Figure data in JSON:

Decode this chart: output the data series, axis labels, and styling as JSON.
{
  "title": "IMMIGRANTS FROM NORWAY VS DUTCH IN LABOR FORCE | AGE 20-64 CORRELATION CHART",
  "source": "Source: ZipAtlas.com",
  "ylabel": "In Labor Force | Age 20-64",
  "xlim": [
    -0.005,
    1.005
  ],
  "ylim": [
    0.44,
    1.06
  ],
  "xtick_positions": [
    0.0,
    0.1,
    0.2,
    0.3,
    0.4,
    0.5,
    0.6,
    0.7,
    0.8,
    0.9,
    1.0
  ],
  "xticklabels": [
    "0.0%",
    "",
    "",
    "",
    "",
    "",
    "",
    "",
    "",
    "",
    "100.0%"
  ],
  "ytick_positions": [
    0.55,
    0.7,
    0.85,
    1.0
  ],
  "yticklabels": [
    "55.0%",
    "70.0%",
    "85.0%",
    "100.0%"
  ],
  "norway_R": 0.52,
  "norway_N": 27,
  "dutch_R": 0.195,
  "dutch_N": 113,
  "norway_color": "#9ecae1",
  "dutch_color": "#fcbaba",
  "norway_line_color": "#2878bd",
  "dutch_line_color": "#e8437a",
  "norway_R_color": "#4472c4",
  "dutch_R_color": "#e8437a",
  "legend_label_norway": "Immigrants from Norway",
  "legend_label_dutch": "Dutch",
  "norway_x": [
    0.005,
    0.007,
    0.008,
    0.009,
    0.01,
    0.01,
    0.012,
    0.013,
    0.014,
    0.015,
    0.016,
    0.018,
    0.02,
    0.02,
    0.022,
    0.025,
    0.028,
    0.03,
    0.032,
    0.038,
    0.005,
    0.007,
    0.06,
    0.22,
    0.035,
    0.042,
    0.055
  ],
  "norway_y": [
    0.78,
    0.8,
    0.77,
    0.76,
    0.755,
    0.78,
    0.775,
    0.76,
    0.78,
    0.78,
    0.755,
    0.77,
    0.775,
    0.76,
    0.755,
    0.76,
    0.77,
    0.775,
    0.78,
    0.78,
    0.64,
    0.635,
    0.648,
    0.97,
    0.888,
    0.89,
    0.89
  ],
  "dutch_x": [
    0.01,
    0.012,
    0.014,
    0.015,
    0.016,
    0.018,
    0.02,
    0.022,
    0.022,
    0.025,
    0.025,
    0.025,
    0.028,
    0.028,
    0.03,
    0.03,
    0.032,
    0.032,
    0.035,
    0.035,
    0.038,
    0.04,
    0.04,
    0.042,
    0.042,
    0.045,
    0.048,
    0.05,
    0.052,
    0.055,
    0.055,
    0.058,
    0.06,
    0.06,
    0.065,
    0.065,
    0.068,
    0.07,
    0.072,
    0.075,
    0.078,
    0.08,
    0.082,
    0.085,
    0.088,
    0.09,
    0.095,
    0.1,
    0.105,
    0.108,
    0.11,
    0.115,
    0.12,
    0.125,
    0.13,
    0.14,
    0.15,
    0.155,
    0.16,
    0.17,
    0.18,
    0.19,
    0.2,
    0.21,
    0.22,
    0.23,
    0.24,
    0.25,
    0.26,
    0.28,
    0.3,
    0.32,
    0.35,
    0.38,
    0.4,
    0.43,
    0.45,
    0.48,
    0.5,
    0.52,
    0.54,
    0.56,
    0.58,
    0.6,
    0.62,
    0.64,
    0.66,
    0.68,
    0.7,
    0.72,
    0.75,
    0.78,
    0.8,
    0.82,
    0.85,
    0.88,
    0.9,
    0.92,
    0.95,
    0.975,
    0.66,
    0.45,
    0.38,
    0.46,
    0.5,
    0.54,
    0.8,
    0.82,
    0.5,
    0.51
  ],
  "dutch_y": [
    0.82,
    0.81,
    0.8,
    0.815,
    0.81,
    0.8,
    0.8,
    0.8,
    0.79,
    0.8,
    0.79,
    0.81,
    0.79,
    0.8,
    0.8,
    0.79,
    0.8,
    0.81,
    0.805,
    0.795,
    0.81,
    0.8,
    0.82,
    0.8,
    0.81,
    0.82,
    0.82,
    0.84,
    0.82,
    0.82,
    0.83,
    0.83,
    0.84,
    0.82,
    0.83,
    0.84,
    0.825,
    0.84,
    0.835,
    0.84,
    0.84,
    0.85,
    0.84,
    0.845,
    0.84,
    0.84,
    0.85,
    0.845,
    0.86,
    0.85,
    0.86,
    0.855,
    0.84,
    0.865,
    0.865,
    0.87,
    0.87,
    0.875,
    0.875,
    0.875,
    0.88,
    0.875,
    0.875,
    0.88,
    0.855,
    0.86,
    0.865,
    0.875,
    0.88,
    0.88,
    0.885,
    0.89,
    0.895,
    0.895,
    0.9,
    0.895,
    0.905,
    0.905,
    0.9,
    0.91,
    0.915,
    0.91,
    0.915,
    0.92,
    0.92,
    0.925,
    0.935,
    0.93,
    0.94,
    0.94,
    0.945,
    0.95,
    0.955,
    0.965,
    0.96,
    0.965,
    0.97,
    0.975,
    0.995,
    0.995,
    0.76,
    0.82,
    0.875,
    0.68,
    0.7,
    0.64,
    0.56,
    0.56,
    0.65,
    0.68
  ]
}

AIM: Repeat each entry word for word.

WORKED SOLUTION:
Decode this chart: output the data series, axis labels, and styling as JSON.
{
  "title": "IMMIGRANTS FROM NORWAY VS DUTCH IN LABOR FORCE | AGE 20-64 CORRELATION CHART",
  "source": "Source: ZipAtlas.com",
  "ylabel": "In Labor Force | Age 20-64",
  "xlim": [
    -0.005,
    1.005
  ],
  "ylim": [
    0.44,
    1.06
  ],
  "xtick_positions": [
    0.0,
    0.1,
    0.2,
    0.3,
    0.4,
    0.5,
    0.6,
    0.7,
    0.8,
    0.9,
    1.0
  ],
  "xticklabels": [
    "0.0%",
    "",
    "",
    "",
    "",
    "",
    "",
    "",
    "",
    "",
    "100.0%"
  ],
  "ytick_positions": [
    0.55,
    0.7,
    0.85,
    1.0
  ],
  "yticklabels": [
    "55.0%",
    "70.0%",
    "85.0%",
    "100.0%"
  ],
  "norway_R": 0.52,
  "norway_N": 27,
  "dutch_R": 0.195,
  "dutch_N": 113,
  "norway_color": "#9ecae1",
  "dutch_color": "#fcbaba",
  "norway_line_color": "#2878bd",
  "dutch_line_color": "#e8437a",
  "norway_R_color": "#4472c4",
  "dutch_R_color": "#e8437a",
  "legend_label_norway": "Immigrants from Norway",
  "legend_label_dutch": "Dutch",
  "norway_x": [
    0.005,
    0.007,
    0.008,
    0.009,
    0.01,
    0.01,
    0.012,
    0.013,
    0.014,
    0.015,
    0.016,
    0.018,
    0.02,
    0.02,
    0.022,
    0.025,
    0.028,
    0.03,
    0.032,
    0.038,
    0.005,
    0.007,
    0.06,
    0.22,
    0.035,
    0.042,
    0.055
  ],
  "norway_y": [
    0.78,
    0.8,
    0.77,
    0.76,
    0.755,
    0.78,
    0.775,
    0.76,
    0.78,
    0.78,
    0.755,
    0.77,
    0.775,
    0.76,
    0.755,
    0.76,
    0.77,
    0.775,
    0.78,
    0.78,
    0.64,
    0.635,
    0.648,
    0.97,
    0.888,
    0.89,
    0.89
  ],
  "dutch_x": [
    0.01,
    0.012,
    0.014,
    0.015,
    0.016,
    0.018,
    0.02,
    0.022,
    0.022,
    0.025,
    0.025,
    0.025,
    0.028,
    0.028,
    0.03,
    0.03,
    0.032,
    0.032,
    0.035,
    0.035,
    0.038,
    0.04,
    0.04,
    0.042,
    0.042,
    0.045,
    0.048,
    0.05,
    0.052,
    0.055,
    0.055,
    0.058,
    0.06,
    0.06,
    0.065,
    0.065,
    0.068,
    0.07,
    0.072,
    0.075,
    0.078,
    0.08,
    0.082,
    0.085,
    0.088,
    0.09,
    0.095,
    0.1,
    0.105,
    0.108,
    0.11,
    0.115,
    0.12,
    0.125,
    0.13,
    0.14,
    0.15,
    0.155,
    0.16,
    0.17,
    0.18,
    0.19,
    0.2,
    0.21,
    0.22,
    0.23,
    0.24,
    0.25,
    0.26,
    0.28,
    0.3,
    0.32,
    0.35,
    0.38,
    0.4,
    0.43,
    0.45,
    0.48,
    0.5,
    0.52,
    0.54,
    0.56,
    0.58,
    0.6,
    0.62,
    0.64,
    0.66,
    0.68,
    0.7,
    0.72,
    0.75,
    0.78,
    0.8,
    0.82,
    0.85,
    0.88,
    0.9,
    0.92,
    0.95,
    0.975,
    0.66,
    0.45,
    0.38,
    0.46,
    0.5,
    0.54,
    0.8,
    0.82,
    0.5,
    0.51
  ],
  "dutch_y": [
    0.82,
    0.81,
    0.8,
    0.815,
    0.81,
    0.8,
    0.8,
    0.8,
    0.79,
    0.8,
    0.79,
    0.81,
    0.79,
    0.8,
    0.8,
    0.79,
    0.8,
    0.81,
    0.805,
    0.795,
    0.81,
    0.8,
    0.82,
    0.8,
    0.81,
    0.82,
    0.82,
    0.84,
    0.82,
    0.82,
    0.83,
    0.83,
    0.84,
    0.82,
    0.83,
    0.84,
    0.825,
    0.84,
    0.835,
    0.84,
    0.84,
    0.85,
    0.84,
    0.845,
    0.84,
    0.84,
    0.85,
    0.845,
    0.86,
    0.85,
    0.86,
    0.855,
    0.84,
    0.865,
    0.865,
    0.87,
    0.87,
    0.875,
    0.875,
    0.875,
    0.88,
    0.875,
    0.875,
    0.88,
    0.855,
    0.86,
    0.865,
    0.875,
    0.88,
    0.88,
    0.885,
    0.89,
    0.895,
    0.895,
    0.9,
    0.895,
    0.905,
    0.905,
    0.9,
    0.91,
    0.915,
    0.91,
    0.915,
    0.92,
    0.92,
    0.925,
    0.935,
    0.93,
    0.94,
    0.94,
    0.945,
    0.95,
    0.955,
    0.965,
    0.96,
    0.965,
    0.97,
    0.975,
    0.995,
    0.995,
    0.76,
    0.82,
    0.875,
    0.68,
    0.7,
    0.64,
    0.56,
    0.56,
    0.65,
    0.68
  ]
}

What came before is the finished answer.